### RECORD LIST

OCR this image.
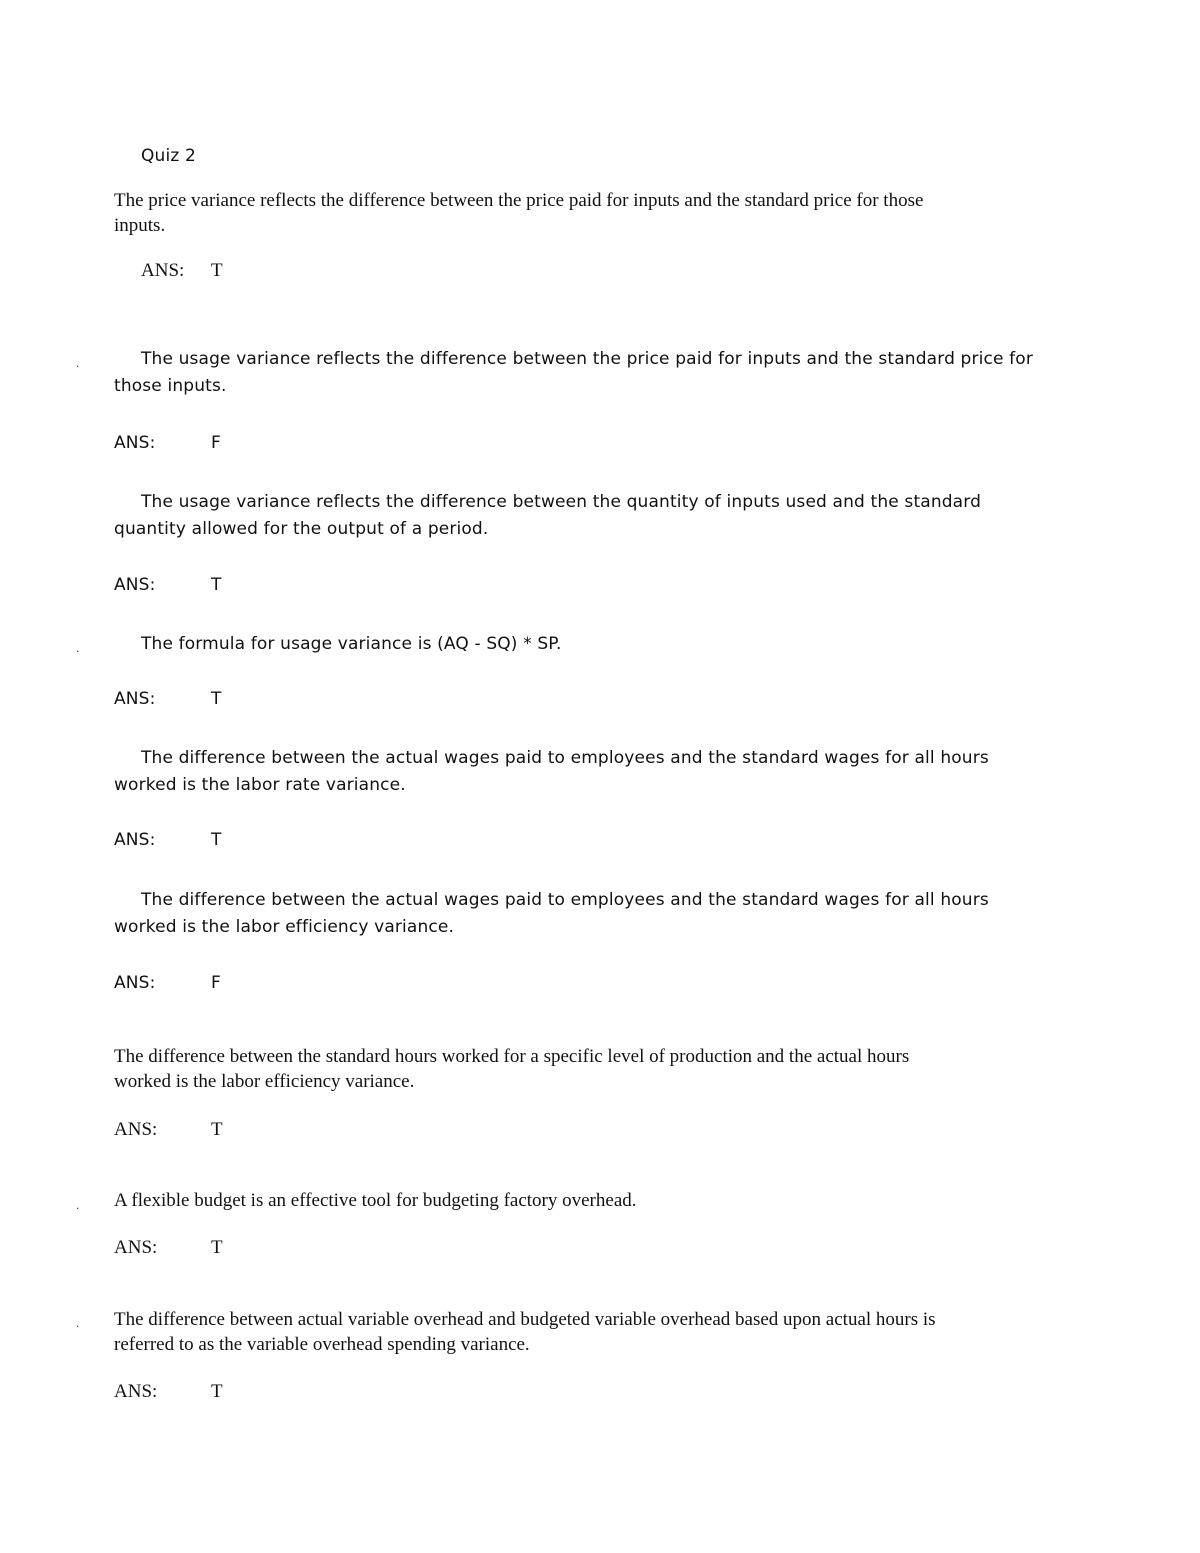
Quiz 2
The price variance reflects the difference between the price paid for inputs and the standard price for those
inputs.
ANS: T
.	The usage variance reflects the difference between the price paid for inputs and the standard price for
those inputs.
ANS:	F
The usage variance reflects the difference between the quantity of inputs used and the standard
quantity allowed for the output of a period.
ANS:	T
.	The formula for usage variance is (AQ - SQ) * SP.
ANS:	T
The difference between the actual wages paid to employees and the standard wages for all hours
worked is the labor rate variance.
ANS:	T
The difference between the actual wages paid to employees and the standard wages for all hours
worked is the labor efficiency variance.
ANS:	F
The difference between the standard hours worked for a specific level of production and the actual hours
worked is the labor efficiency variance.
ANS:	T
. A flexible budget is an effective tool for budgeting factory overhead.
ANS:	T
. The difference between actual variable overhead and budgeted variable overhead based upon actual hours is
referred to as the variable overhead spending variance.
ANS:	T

######

WHAT IS EXPECTED:
Output the data exactly. Pictures don't belong in the result.

ANSWER TO THE TASK:
OCR this image.
Quiz 2
The price variance reflects the difference between the price paid for inputs and the standard price for those
inputs.
ANS: T
.	The usage variance reflects the difference between the price paid for inputs and the standard price for
those inputs.
ANS:	F
The usage variance reflects the difference between the quantity of inputs used and the standard
quantity allowed for the output of a period.
ANS:	T
.	The formula for usage variance is (AQ - SQ) * SP.
ANS:	T
The difference between the actual wages paid to employees and the standard wages for all hours
worked is the labor rate variance.
ANS:	T
The difference between the actual wages paid to employees and the standard wages for all hours
worked is the labor efficiency variance.
ANS:	F
The difference between the standard hours worked for a specific level of production and the actual hours
worked is the labor efficiency variance.
ANS:	T
. A flexible budget is an effective tool for budgeting factory overhead.
ANS:	T
. The difference between actual variable overhead and budgeted variable overhead based upon actual hours is
referred to as the variable overhead spending variance.
ANS:	T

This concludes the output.